* [Data listing]
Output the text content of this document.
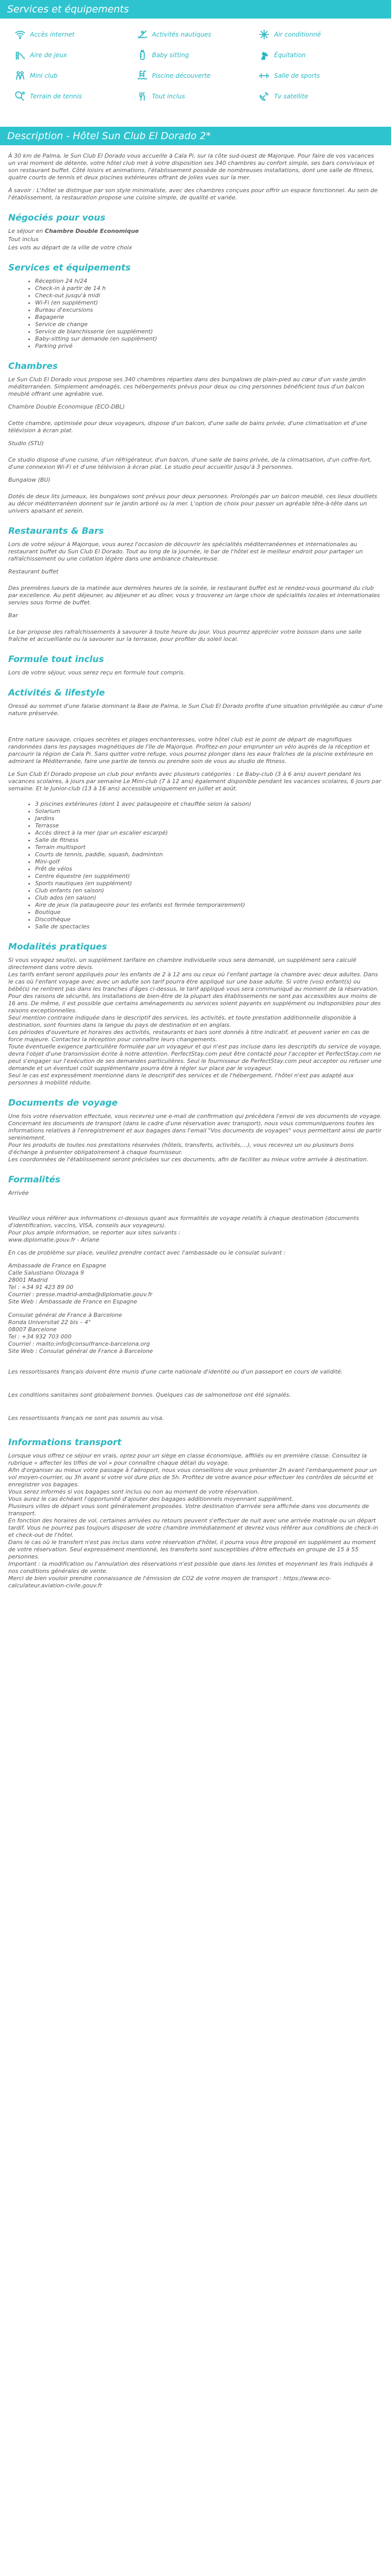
Services et équipements
Accès internet	Activités nautiques	Air conditionné
Aire de jeux	Baby sitting	Équitation
Mini club	Piscine découverte	Salle de sports
Terrain de tennis	Tout inclus	Tv satellite
Description - Hôtel Sun Club El Dorado 2*

À 30 km de Palma, le Sun Club El Dorado vous accueille à Cala Pi, sur la côte sud-ouest de Majorque. Pour faire de vos vacances un vrai moment de détente, votre hôtel club met à votre disposition ses 340 chambres au confort simple, ses bars conviviaux et son restaurant buffet. Côté loisirs et animations, l'établissement possède de nombreuses installations, dont une salle de fitness, quatre courts de tennis et deux piscines extérieures offrant de jolies vues sur la mer.

À savoir : L'hôtel se distingue par son style minimaliste, avec des chambres conçues pour offrir un espace fonctionnel. Au sein de l'établissement, la restauration propose une cuisine simple, de qualité et variée.

Négociés pour vous

Le séjour en Chambre Double Economique

Tout inclus

Les vols au départ de la ville de votre choix

Services et équipements
• Réception 24 h/24
• Check-in à partir de 14 h
• Check-out jusqu'à midi
• Wi-Fi (en supplément)
• Bureau d'excursions
• Bagagerie
• Service de change
• Service de blanchisserie (en supplément)
• Baby-sitting sur demande (en supplément)
• Parking privé
Chambres

Le Sun Club El Dorado vous propose ses 340 chambres réparties dans des bungalows de plain-pied au cœur d'un vaste jardin méditerranéen. Simplement aménagés, ces hébergements prévus pour deux ou cinq personnes bénéficient tous d'un balcon meublé offrant une agréable vue.

Chambre Double Economique (ECO-DBL)

Cette chambre, optimisée pour deux voyageurs, dispose d'un balcon, d'une salle de bains privée, d'une climatisation et d'une télévision à écran plat.

Studio (STU)

Ce studio dispose d'une cuisine, d'un réfrigérateur, d'un balcon, d'une salle de bains privée, de la climatisation, d'un coffre-fort, d'une connexion Wi-Fi et d'une télévision à écran plat. Le studio peut accueillir jusqu'à 3 personnes.

Bungalow (BU)

Dotés de deux lits jumeaux, les bungalows sont prévus pour deux personnes. Prolongés par un balcon meublé, ces lieux douillets au décor méditerranéen donnent sur le jardin arboré ou la mer. L'option de choix pour passer un agréable tête-à-tête dans un univers apaisant et serein.

Restaurants & Bars

Lors de votre séjour à Majorque, vous aurez l'occasion de découvrir les spécialités méditerranéennes et internationales au restaurant buffet du Sun Club El Dorado. Tout au long de la journée, le bar de l'hôtel est le meilleur endroit pour partager un rafraîchissement ou une collation légère dans une ambiance chaleureuse.

Restaurant buffet

Des premières lueurs de la matinée aux dernières heures de la soirée, le restaurant buffet est le rendez-vous gourmand du club par excellence. Au petit déjeuner, au déjeuner et au dîner, vous y trouverez un large choix de spécialités locales et internationales servies sous forme de buffet.

Bar

Le bar propose des rafraîchissements à savourer à toute heure du jour. Vous pourrez apprécier votre boisson dans une salle fraîche et accueillante ou la savourer sur la terrasse, pour profiter du soleil local.

Formule tout inclus

Lors de votre séjour, vous serez reçu en formule tout compris.

Activités & lifestyle

Oressé au sommet d'une falaise dominant la Baie de Palma, le Sun Club El Dorado profite d'une situation privilégiée au cœur d'une nature préservée.

Entre nature sauvage, criques secrètes et plages enchanteresses, votre hôtel club est le point de départ de magnifiques randonnées dans les paysages magnétiques de l'île de Majorque. Profitez-en pour emprunter un vélo auprès de la réception et parcourir la région de Cala Pi. Sans quitter votre refuge, vous pourrez plonger dans les eaux fraîches de la piscine extérieure en admirant la Méditerranée, faire une partie de tennis ou prendre soin de vous au studio de fitness.

Le Sun Club El Dorado propose un club pour enfants avec plusieurs catégories : Le Baby-club (3 à 6 ans) ouvert pendant les vacances scolaires, à jours par semaine Le Mini-club (7 à 12 ans) également disponible pendant les vacances scolaires, 6 jours par semaine. Et le Junior-club (13 à 16 ans) accessible uniquement en juillet et août.

• 3 piscines extérieures (dont 1 avec pataugeoire et chauffée selon la saison)
• Solarium
• Jardins
• Terrasse
• Accès direct à la mer (par un escalier escarpé)
• Salle de fitness
• Terrain multisport
• Courts de tennis, paddle, squash, badminton
• Mini-golf
• Prêt de vélos
• Centre équestre (en supplément)
• Sports nautiques (en supplément)
• Club enfants (en saison)
• Club ados (en saison)
• Aire de jeux (la pataugeoire pour les enfants est fermée temporairement)
• Boutique
• Discothèque
• Salle de spectacles
Modalités pratiques

Si vous voyagez seul(e), un supplément tarifaire en chambre individuelle vous sera demandé, un supplément sera calculé directement dans votre devis.

Les tarifs enfant seront appliqués pour les enfants de 2 à 12 ans ou ceux où l'enfant partage la chambre avec deux adultes. Dans le cas où l'enfant voyage avec avec un adulte son tarif pourra être appliqué sur une base adulte. Si votre (vos) enfant(s) ou bébé(s) ne rentrent pas dans les tranches d'âges ci-dessus, le tarif appliqué vous sera communiqué au moment de la réservation.

Pour des raisons de sécurité, les installations de bien-être de la plupart des établissements ne sont pas accessibles aux moins de 16 ans. De même, il est possible que certains aménagements ou services soient payants en supplément ou indisponibles pour des raisons exceptionnelles.

Seul mention contraire indiquée dans le descriptif des services, les activités, et toute prestation additionnelle disponible à destination, sont fournies dans la langue du pays de destination et en anglais.

Les périodes d'ouverture et horaires des activités, restaurants et bars sont donnés à titre indicatif, et peuvent varier en cas de force majeure. Contactez la réception pour connaître leurs changements.

Toute éventuelle exigence particulière formulée par un voyageur et qui n'est pas incluse dans les descriptifs du service de voyage, devra l'objet d'une transmission écrite à notre attention. PerfectStay.com peut être contacté pour l'accepter et PerfectStay.com ne peut s'engager sur l'exécution de ses demandes particulières. Seul le fournisseur de PerfectStay.com peut accepter ou refuser une demande et un éventuel coût supplémentaire pourra être à régler sur place par le voyageur.

Seul le cas est expressément mentionné dans le descriptif des services et de l'hébergement, l'hôtel n'est pas adapté aux personnes à mobilité réduite.

Documents de voyage

Une fois votre réservation effectuée, vous recevrez une e-mail de confirmation qui précèdera l'envoi de vos documents de voyage.

Concernant les documents de transport (dans le cadre d'une réservation avec transport), nous vous communiquerons toutes les informations relatives à l'enregistrement et aux bagages dans l'email "Vos documents de voyages" vous permettant ainsi de partir sereinement.

Pour les produits de toutes nos prestations réservées (hôtels, transferts, activités,...), vous recevrez un ou plusieurs bons d'échange à présenter obligatoirement à chaque fournisseur.

Les coordonnées de l'établissement seront précisées sur ces documents, afin de faciliter au mieux votre arrivée à destination.

Formalités

Arrivée

Veuillez vous référer aux informations ci-dessous quant aux formalités de voyage relatifs à chaque destination (documents d'identification, vaccins, VISA, conseils aux voyageurs).

Pour plus ample information, se reporter aux sites suivants :

www.diplomatie.gouv.fr - Ariane

En cas de problème sur place, veuillez prendre contact avec l'ambassade ou le consulat suivant :

Ambassade de France en Espagne
Calle Salustiano Olozaga 9
28001 Madrid
Tel : +34 91 423 89 00
Courriel : presse.madrid-amba@diplomatie.gouv.fr
Site Web : Ambassade de France en Espagne
Consulat général de France à Barcelone
Ronda Universitat 22 bis – 4°
08007 Barcelone
Tel : +34 932 703 000
Courriel : mailto:info@consulfrance-barcelona.org
Site Web : Consulat général de France à Barcelone

Les ressortissants français doivent être munis d'une carte nationale d'identité ou d'un passeport en cours de validité.

Les conditions sanitaires sont globalement bonnes. Quelques cas de salmonellose ont été signalés.

Les ressortissants français ne sont pas soumis au visa.

Informations transport

Lorsque vous offrez ce séjour en vrais, optez pour un siège en classe économique, affiliés ou en première classe. Consultez la rubrique « affecter les tiffes de vol » pour connaître chaque détail du voyage.

Afin d'organiser au mieux votre passage à l'aéroport, nous vous conseillons de vous présenter 2h avant l'embarquement pour un vol moyen-courrier, ou 3h avant si votre vol dure plus de 5h. Profitez de votre avance pour effectuer les contrôles de sécurité et enregistrer vos bagages.

Vous serez informés si vos bagages sont inclus ou non au moment de votre réservation.

Vous aurez le cas échéant l'opportunité d'ajouter des bagages additionnels moyennant supplément.

Plusieurs villes de départ vous sont généralement proposées. Votre destination d'arrivée sera affichée dans vos documents de transport.

En fonction des horaires de vol, certaines arrivées ou retours peuvent s'effectuer de nuit avec une arrivée matinale ou un départ tardif. Vous ne pourrez pas toujours disposer de votre chambre immédiatement et devrez vous référer aux conditions de check-in et check-out de l'hôtel.

Dans le cas où le transfert n'est pas inclus dans votre réservation d'hôtel, il pourra vous être proposé en supplément au moment de votre réservation. Seul expressément mentionné, les transferts sont susceptibles d'être effectués en groupe de 15 à 55 personnes.

Important : la modification ou l'annulation des réservations n'est possible que dans les limites et moyennant les frais indiqués à nos conditions générales de vente.

Merci de bien vouloir prendre connaissance de l'émission de CO2 de votre moyen de transport : https://www.eco-calculateur.aviation-civile.gouv.fr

* [The request] Show, from the material above, each line that includes the string "piscines".

* [Complete response]
À 30 km de Palma, le Sun Club El Dorado vous accueille à Cala Pi, sur la côte sud-ouest de Majorque. Pour faire de vos vacances un vrai moment de détente, votre hôtel club met à votre disposition ses 340 chambres au confort simple, ses bars conviviaux et son restaurant buffet. Côté loisirs et animations, l'établissement possède de nombreuses installations, dont une salle de fitness, quatre courts de tennis et deux piscines extérieures offrant de jolies vues sur la mer.
• 3 piscines extérieures (dont 1 avec pataugeoire et chauffée selon la saison)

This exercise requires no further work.